_Passage provided_.
* * * *

Depreciation, depletion, amortization and accretion increased to $22.4 million in the three months ended March 31, 2005 from $14.8 million in the same period in 2004. The increase is primarily a result of depletion and accretion related to our oil and gas properties, as well as, our 2004 capital expenditures.

General and Administrative

General and administrative expenses increased to $32.4 million for the three months ended March 31, 2005 from $24.2 million for the same period in 2004. The increase is primarily the result of our internal growth, both domestic and international expansion and our oil and gas acquisitions. However, general and administrative expenses decreased to 19% of revenue for the three months ended March 31, 2005 from 21% for the same period in 2004.

Liquidity and Capital Resources

In the three months ended March 31, 2005, we generated net cash from operating activities of $33.3 million as compared to $26.2 million in the same period of 2004. Our primary liquidity needs are for working capital, capital expenditures, debt service and acquisitions. Our primary sources of liquidity are cash flows from operations and borrowings under our revolving credit facility. We had cash and cash equivalents of $14.6 million at March 31, 2005 compared to $15.3 million at December 31, 2004.

We made $30.2 million of capital expenditures during the three months ended March 31, 2005, of which approximately $18.0 million was used to expand and maintain our rental tool equipment inventory. We also made $5.8 million of capital expenditures in our oil and gas segment and $5.4 million of capital expenditures to expand and maintain the asset base of our well intervention, marine, and other oilfield services. In addition, we made $1.0 million of capital expenditures on construction and improvements to our facilities.

We contracted to construct a 880-ton derrick barge to support our plugging and abandonment operations on the Outer Continental Shelf. The contracts are for the construction of a 350-foot barge and crane for a price of

16


Table of Contents

approximately $22 million. This amount does not include any change orders, barge outfitting or mobilization costs. We expect the barge to be available in the Gulf of Mexico late in the third quarter of 2006. We intend to utilize it to remove platforms and structures owned by our subsidiary, SPN Resources, LLC, and compete in the Gulf of Mexico construction market for both installation and removal projects. In the first quarter of 2005, a progress payment was made on the crane of $2.7 million.

* * * *

_Challenge 1_. In the quarterly financial passage, what were general and administrative expenses for the three months ended March 31, 2005?
_Challenge 2_. Please carry on the quarterly financial passage from its last sentence in the same reporting style.
The data after this point has no connection to the quarterly financial passage.

_Source excerpt_.
* * * *

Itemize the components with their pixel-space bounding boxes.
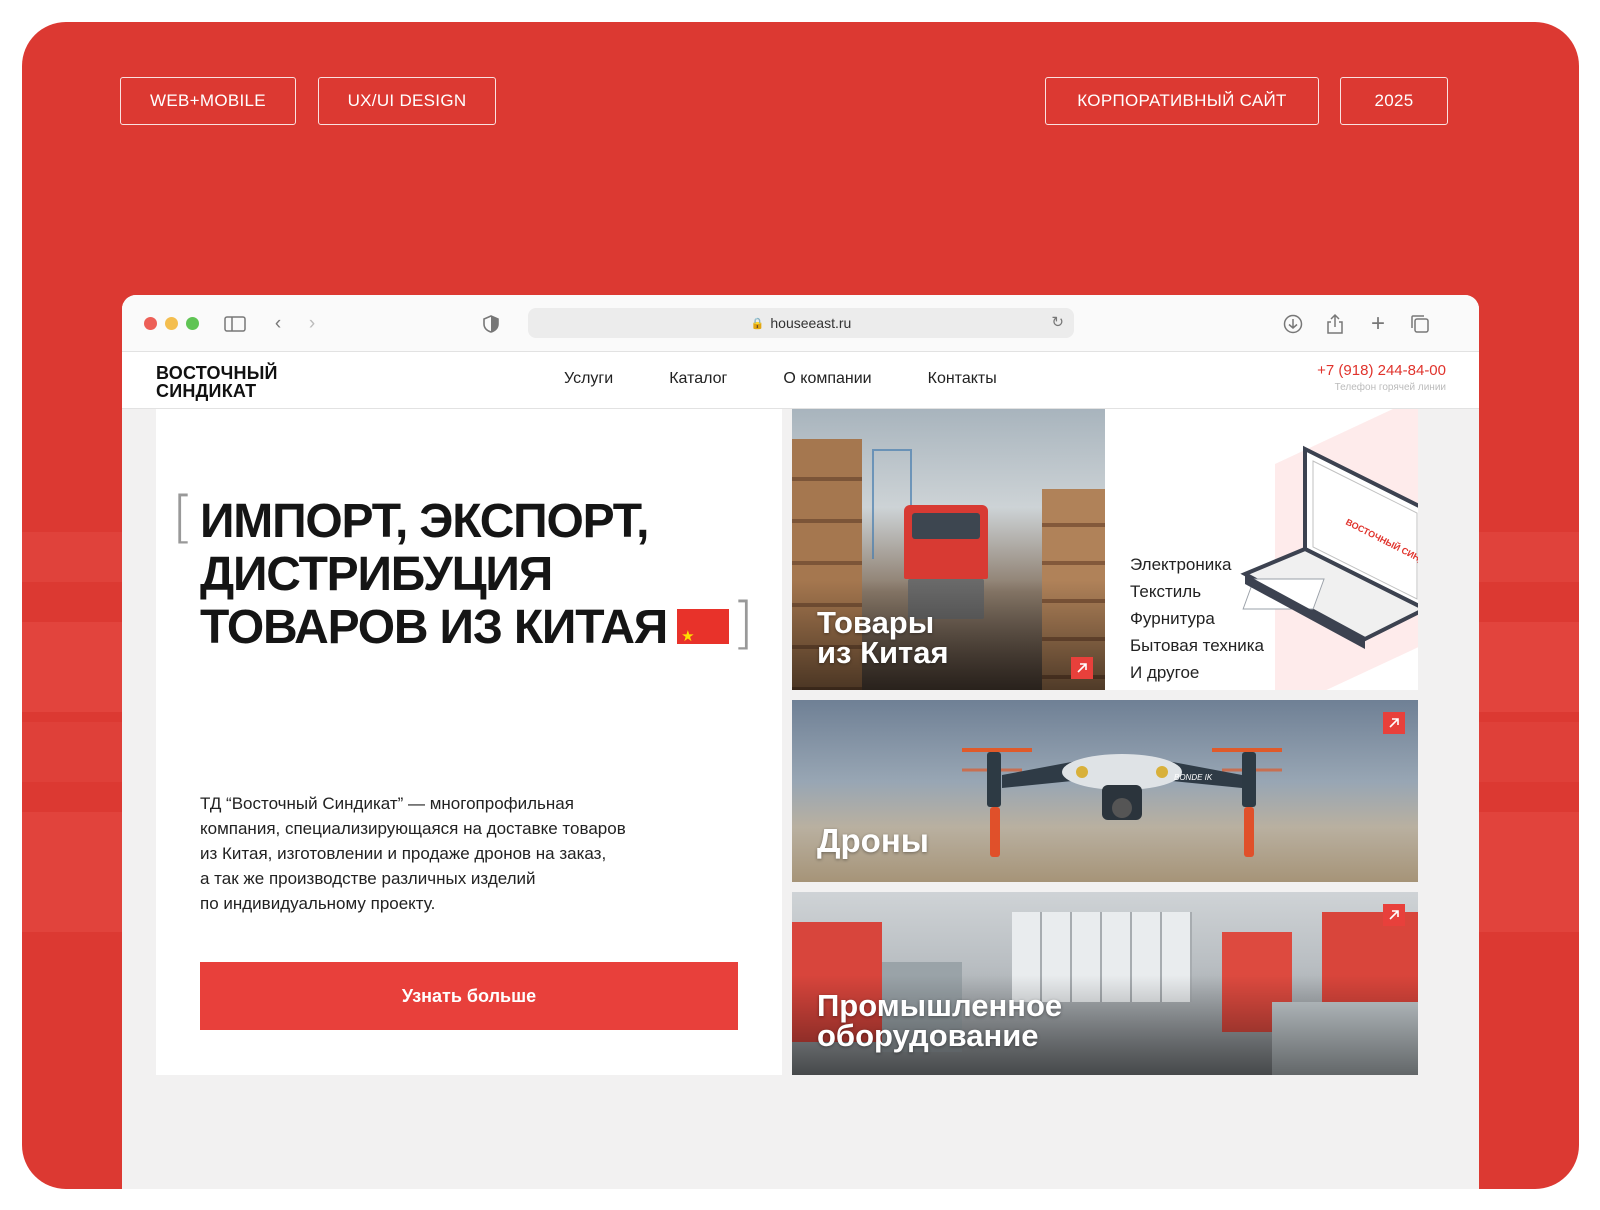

* * * *

_Task output 1_. $32.4 million.

_Task output 2_.
We currently believe that we will make approximately $60 million of capital expenditures, excluding acquisitions and targeted asset purchases, during the remaining nine months of 2005 primarily to further expand our rental tool asset base and perform workovers on SPN Resources oil and gas properties. We believe that our current working capital, cash generated from our operations and availability under our revolving credit facility will provide sufficient funds for our identified capital projects.

We also paid additional consideration for prior acquisitions of $5.3 million, all of which were capitalized and accrued during 2004.

We have a bank credit facility consisting of term loans in an aggregate amount of $35.8 million outstanding at March 31, 2005 and a revolving credit facility of $75 million, none of which was outstanding at March 31, 2005. As of April 29, 2005, these balances were unchanged and the weighted average interest rate under the credit facility was 5.4% per annum. Indebtedness under the credit facility is secured by substantially all of our assets, including the pledge of the stock of our principal subsidiaries. The credit facility contains customary events of default and requires that we satisfy various financial covenants. It also limits our capital expenditures, our ability to pay dividends or make other distributions, make acquisitions, make changes to our capital structure, create liens, incur additional indebtedness or assume additional decommissioning liabilities.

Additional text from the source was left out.